Records
>> Begin

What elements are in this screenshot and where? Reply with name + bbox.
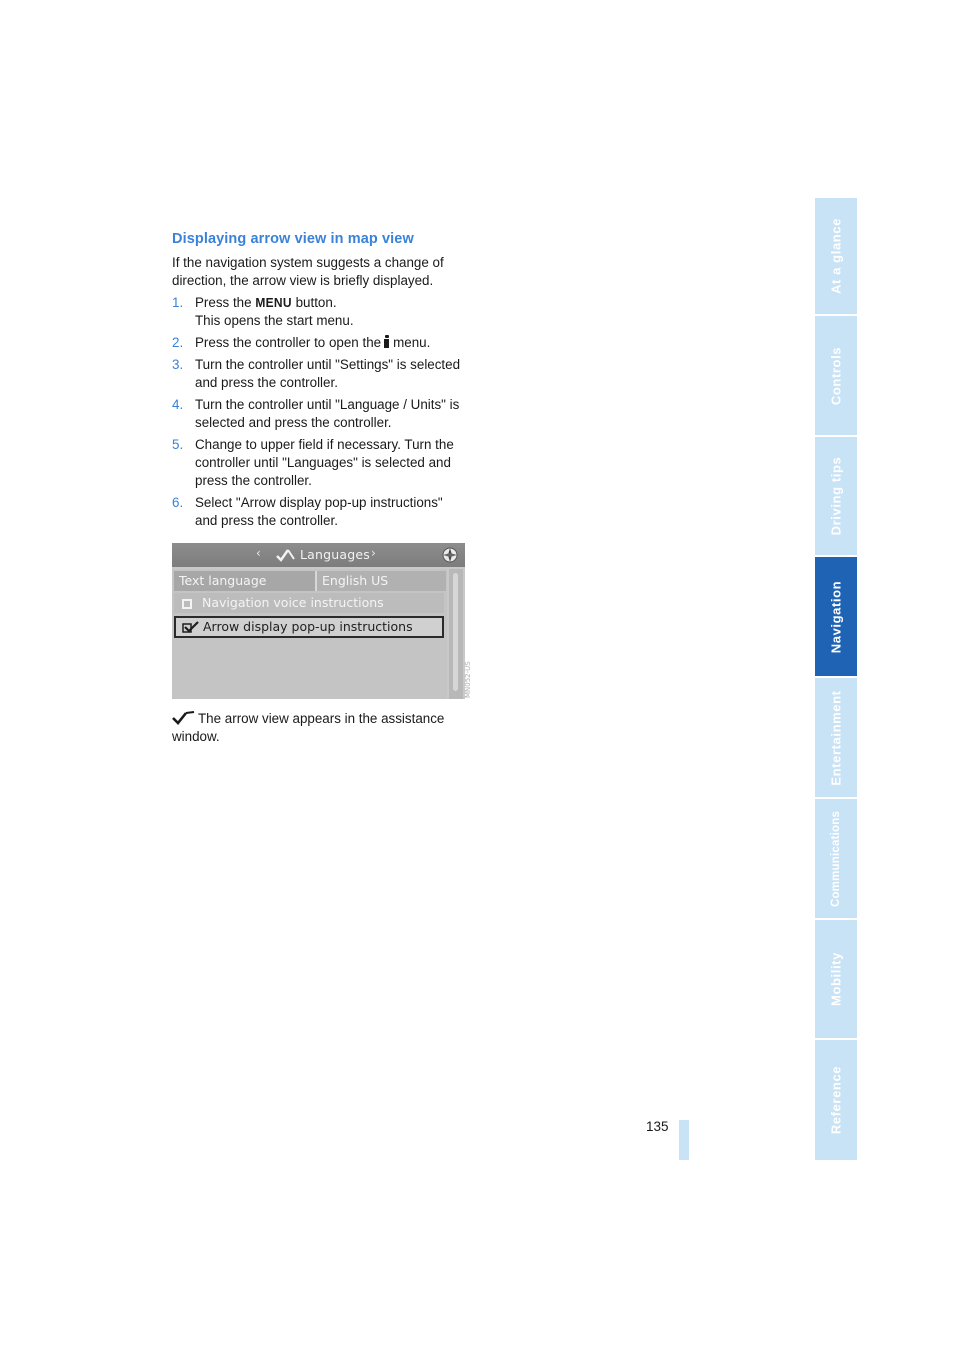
step-text: Press the controller to open the <box>195 335 382 350</box>
tab-driving-tips[interactable] <box>815 437 857 557</box>
tab-reference[interactable] <box>815 1040 857 1160</box>
step-text-line2: This opens the start menu. <box>195 313 354 328</box>
tab-label: At a glance <box>828 218 844 294</box>
tab-label: Entertainment <box>828 689 844 786</box>
checkbox-icon[interactable] <box>182 599 192 609</box>
step-text: Press the <box>195 295 252 310</box>
tab-label: Reference <box>828 1065 844 1135</box>
step-text: Turn the controller until "Settings" is selected and press the controller. <box>195 357 461 390</box>
arrow-display-label: Arrow display pop-up instructions <box>203 619 413 634</box>
tab-label: Communications <box>830 810 842 907</box>
text-language-label: Text language <box>179 573 267 588</box>
text-language-value: English US <box>322 573 389 588</box>
voice-instructions-row[interactable] <box>174 593 444 613</box>
arrow-display-row[interactable] <box>174 616 444 638</box>
menu-button-label: MENU <box>255 295 292 311</box>
step-number: 2. <box>172 335 184 350</box>
tab-navigation[interactable] <box>815 557 857 678</box>
page-number: 135 <box>646 1119 669 1134</box>
step-2 <box>172 334 467 352</box>
step-3 <box>172 356 467 392</box>
result-paragraph <box>172 710 467 746</box>
step-number: 5. <box>172 437 184 452</box>
tab-controls[interactable] <box>815 316 857 437</box>
wrench-check-icon <box>276 548 296 562</box>
step-number: 1. <box>172 295 184 310</box>
result-text: The arrow view appears in the assistance window. <box>172 711 445 744</box>
tab-communications[interactable] <box>815 799 857 920</box>
step-text: Turn the controller until "Language / Units" is selected and press the controller. <box>195 397 460 430</box>
screen-header <box>172 543 465 567</box>
intro-paragraph: If the navigation system suggests a change of direction, the arrow view is briefly displayed. <box>172 255 444 288</box>
step-1 <box>172 294 467 330</box>
image-code: MN052-US <box>464 661 472 698</box>
step-number: 4. <box>172 397 184 412</box>
screen-title: Languages <box>300 547 371 562</box>
step-text: Select "Arrow display pop-up instructions" and press the controller. <box>195 495 443 528</box>
tab-entertainment[interactable] <box>815 678 857 799</box>
checked-box-icon[interactable] <box>182 621 200 634</box>
idrive-screen <box>172 543 465 699</box>
step-number: 6. <box>172 495 184 510</box>
step-text: Change to upper field if necessary. Turn the controller until "Languages" is selected and press the controller. <box>195 437 454 488</box>
text-language-row[interactable] <box>174 571 444 591</box>
step-4 <box>172 396 467 432</box>
step-text: button. <box>295 295 337 310</box>
page-marker-bar <box>679 1120 689 1160</box>
tab-label: Controls <box>828 346 844 405</box>
tab-label: Mobility <box>828 952 844 1006</box>
compass-icon <box>441 546 459 564</box>
checkmark-icon <box>172 711 196 725</box>
header-prev-chevron[interactable]: ‹ <box>256 546 261 560</box>
tab-label: Navigation <box>828 580 844 653</box>
header-next-chevron[interactable]: › <box>371 546 376 560</box>
section-title: Displaying arrow view in map view <box>172 231 414 247</box>
step-5 <box>172 436 467 490</box>
tab-mobility[interactable] <box>815 920 857 1040</box>
step-text: menu. <box>393 335 431 350</box>
step-number: 3. <box>172 357 184 372</box>
tab-label: Driving tips <box>828 456 844 536</box>
tab-at-a-glance[interactable] <box>815 198 857 316</box>
screen-scrollbar[interactable] <box>449 569 463 699</box>
info-icon <box>383 335 391 348</box>
voice-instructions-label: Navigation voice instructions <box>202 595 384 610</box>
screen-menu <box>172 569 447 699</box>
chapter-tabs <box>815 198 857 1160</box>
step-list <box>172 294 467 534</box>
text-language-value-field[interactable] <box>315 571 446 591</box>
step-6 <box>172 494 467 530</box>
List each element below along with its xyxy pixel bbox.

>> End

§ Exercise directions
Retype every line of the records above exactly, but leave out the pictures.

§ Response
What elements are in this screenshot and where? Reply with name + bbox.
step-text: Press the controller to open the <box>195 335 382 350</box>
tab-driving-tips[interactable] <box>815 437 857 557</box>
tab-reference[interactable] <box>815 1040 857 1160</box>
step-text-line2: This opens the start menu. <box>195 313 354 328</box>
tab-label: At a glance <box>828 218 844 294</box>
tab-label: Entertainment <box>828 689 844 786</box>
checkbox-icon[interactable] <box>182 599 192 609</box>
step-text: Press the <box>195 295 252 310</box>
tab-label: Reference <box>828 1065 844 1135</box>
step-text: Turn the controller until "Settings" is selected and press the controller. <box>195 357 461 390</box>
arrow-display-label: Arrow display pop-up instructions <box>203 619 413 634</box>
tab-label: Communications <box>830 810 842 907</box>
text-language-label: Text language <box>179 573 267 588</box>
text-language-value: English US <box>322 573 389 588</box>
voice-instructions-row[interactable] <box>174 593 444 613</box>
arrow-display-row[interactable] <box>174 616 444 638</box>
menu-button-label: MENU <box>255 295 292 311</box>
step-number: 2. <box>172 335 184 350</box>
tab-navigation[interactable] <box>815 557 857 678</box>
page-number: 135 <box>646 1119 669 1134</box>
step-2 <box>172 334 467 352</box>
step-3 <box>172 356 467 392</box>
result-paragraph <box>172 710 467 746</box>
step-number: 5. <box>172 437 184 452</box>
tab-controls[interactable] <box>815 316 857 437</box>
wrench-check-icon <box>276 548 296 562</box>
step-number: 1. <box>172 295 184 310</box>
result-text: The arrow view appears in the assistance window. <box>172 711 445 744</box>
tab-communications[interactable] <box>815 799 857 920</box>
step-text: Turn the controller until "Language / Units" is selected and press the controller. <box>195 397 460 430</box>
screen-header <box>172 543 465 567</box>
intro-paragraph: If the navigation system suggests a change of direction, the arrow view is briefly displayed. <box>172 255 444 288</box>
step-1 <box>172 294 467 330</box>
image-code: MN052-US <box>464 661 472 698</box>
step-number: 4. <box>172 397 184 412</box>
screen-title: Languages <box>300 547 371 562</box>
step-text: Select "Arrow display pop-up instructions" and press the controller. <box>195 495 443 528</box>
tab-entertainment[interactable] <box>815 678 857 799</box>
checked-box-icon[interactable] <box>182 621 200 634</box>
idrive-screen <box>172 543 465 699</box>
step-number: 6. <box>172 495 184 510</box>
step-text: Change to upper field if necessary. Turn the controller until "Languages" is selected and press the controller. <box>195 437 454 488</box>
text-language-row[interactable] <box>174 571 444 591</box>
step-4 <box>172 396 467 432</box>
step-text: button. <box>295 295 337 310</box>
page-marker-bar <box>679 1120 689 1160</box>
tab-label: Controls <box>828 346 844 405</box>
tab-label: Mobility <box>828 952 844 1006</box>
compass-icon <box>441 546 459 564</box>
checkmark-icon <box>172 711 196 725</box>
header-prev-chevron[interactable]: ‹ <box>256 546 261 560</box>
tab-label: Navigation <box>828 580 844 653</box>
header-next-chevron[interactable]: › <box>371 546 376 560</box>
section-title: Displaying arrow view in map view <box>172 231 414 247</box>
step-5 <box>172 436 467 490</box>
tab-mobility[interactable] <box>815 920 857 1040</box>
step-text: menu. <box>393 335 431 350</box>
step-number: 3. <box>172 357 184 372</box>
tab-label: Driving tips <box>828 456 844 536</box>
tab-at-a-glance[interactable] <box>815 198 857 316</box>
screen-scrollbar[interactable] <box>449 569 463 699</box>
info-icon <box>383 335 391 348</box>
voice-instructions-label: Navigation voice instructions <box>202 595 384 610</box>
screen-menu <box>172 569 447 699</box>
chapter-tabs <box>815 198 857 1160</box>
step-list <box>172 294 467 534</box>
text-language-value-field[interactable] <box>315 571 446 591</box>
step-6 <box>172 494 467 530</box>
List each element below along with its xyxy pixel bbox.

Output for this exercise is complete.